In the entries below, count every line with the string "Mahsulotlar". State the count and nothing else.

Excerpt from a dataset:

┄┄┄┄┄┄┄┄┄┄

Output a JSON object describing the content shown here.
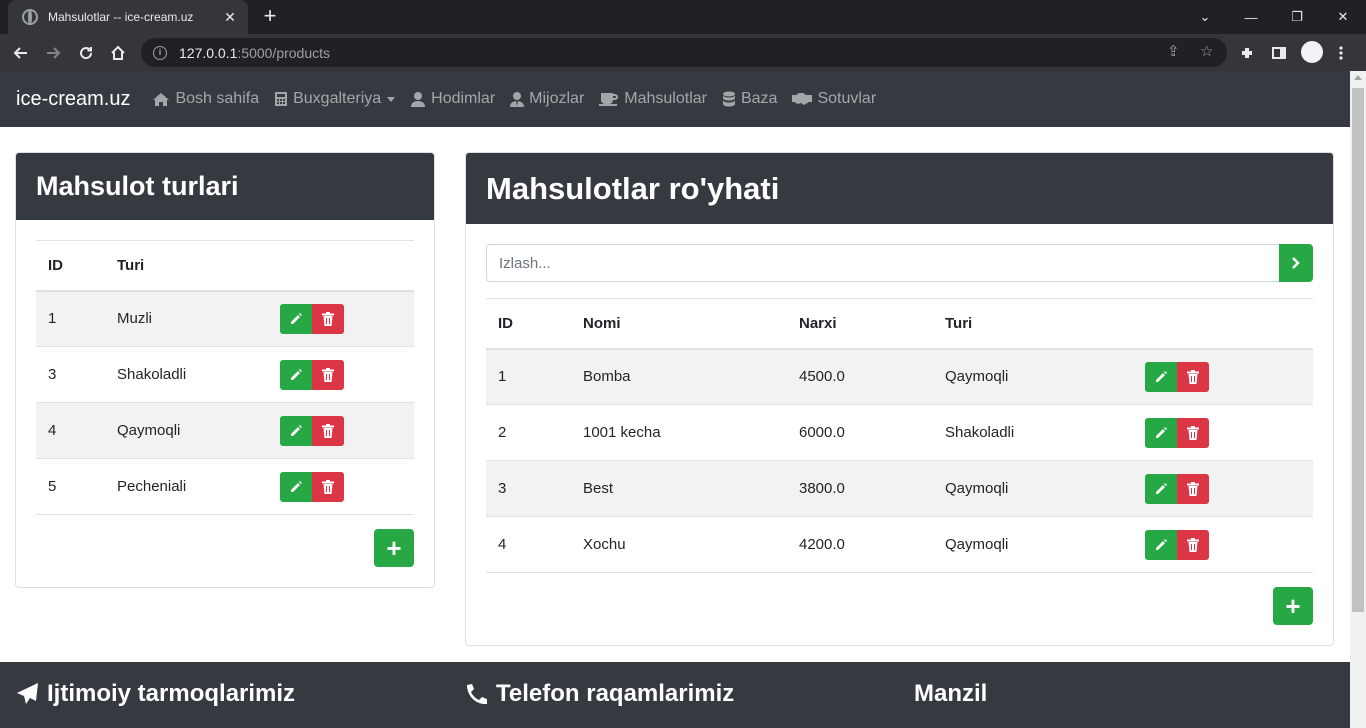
{
  "browser": {
    "tab_title": "Mahsulotlar -- ice-cream.uz",
    "tab_close": "✕",
    "new_tab": "+",
    "url_host": "127.0.0.1",
    "url_path": ":5000/products",
    "window_controls": [
      "⌄",
      "—",
      "❐",
      "✕"
    ]
  },
  "navbar": {
    "brand": "ice-cream.uz",
    "items": [
      {
        "label": "Bosh sahifa",
        "icon": "home-icon"
      },
      {
        "label": "Buxgalteriya",
        "icon": "calculator-icon",
        "dropdown": true
      },
      {
        "label": "Hodimlar",
        "icon": "user-icon"
      },
      {
        "label": "Mijozlar",
        "icon": "user-tie-icon"
      },
      {
        "label": "Mahsulotlar",
        "icon": "mug-icon"
      },
      {
        "label": "Baza",
        "icon": "database-icon"
      },
      {
        "label": "Sotuvlar",
        "icon": "handshake-icon"
      }
    ]
  },
  "types_card": {
    "title": "Mahsulot turlari",
    "headers": [
      "ID",
      "Turi"
    ],
    "rows": [
      {
        "id": "1",
        "name": "Muzli"
      },
      {
        "id": "3",
        "name": "Shakoladli"
      },
      {
        "id": "4",
        "name": "Qaymoqli"
      },
      {
        "id": "5",
        "name": "Pecheniali"
      }
    ],
    "add_label": "+"
  },
  "products_card": {
    "title": "Mahsulotlar ro'yhati",
    "search_placeholder": "Izlash...",
    "search_icon": "chevron-right-icon",
    "headers": [
      "ID",
      "Nomi",
      "Narxi",
      "Turi"
    ],
    "rows": [
      {
        "id": "1",
        "name": "Bomba",
        "price": "4500.0",
        "type": "Qaymoqli"
      },
      {
        "id": "2",
        "name": "1001 kecha",
        "price": "6000.0",
        "type": "Shakoladli"
      },
      {
        "id": "3",
        "name": "Best",
        "price": "3800.0",
        "type": "Qaymoqli"
      },
      {
        "id": "4",
        "name": "Xochu",
        "price": "4200.0",
        "type": "Qaymoqli"
      }
    ],
    "add_label": "+"
  },
  "footer": {
    "social": "Ijtimoiy tarmoqlarimiz",
    "phone": "Telefon raqamlarimiz",
    "address": "Manzil"
  },
  "colors": {
    "dark": "#343a40",
    "success": "#28a745",
    "danger": "#dc3545"
  }
}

┄┄┄┄┄┄┄┄┄┄

Correct output: 3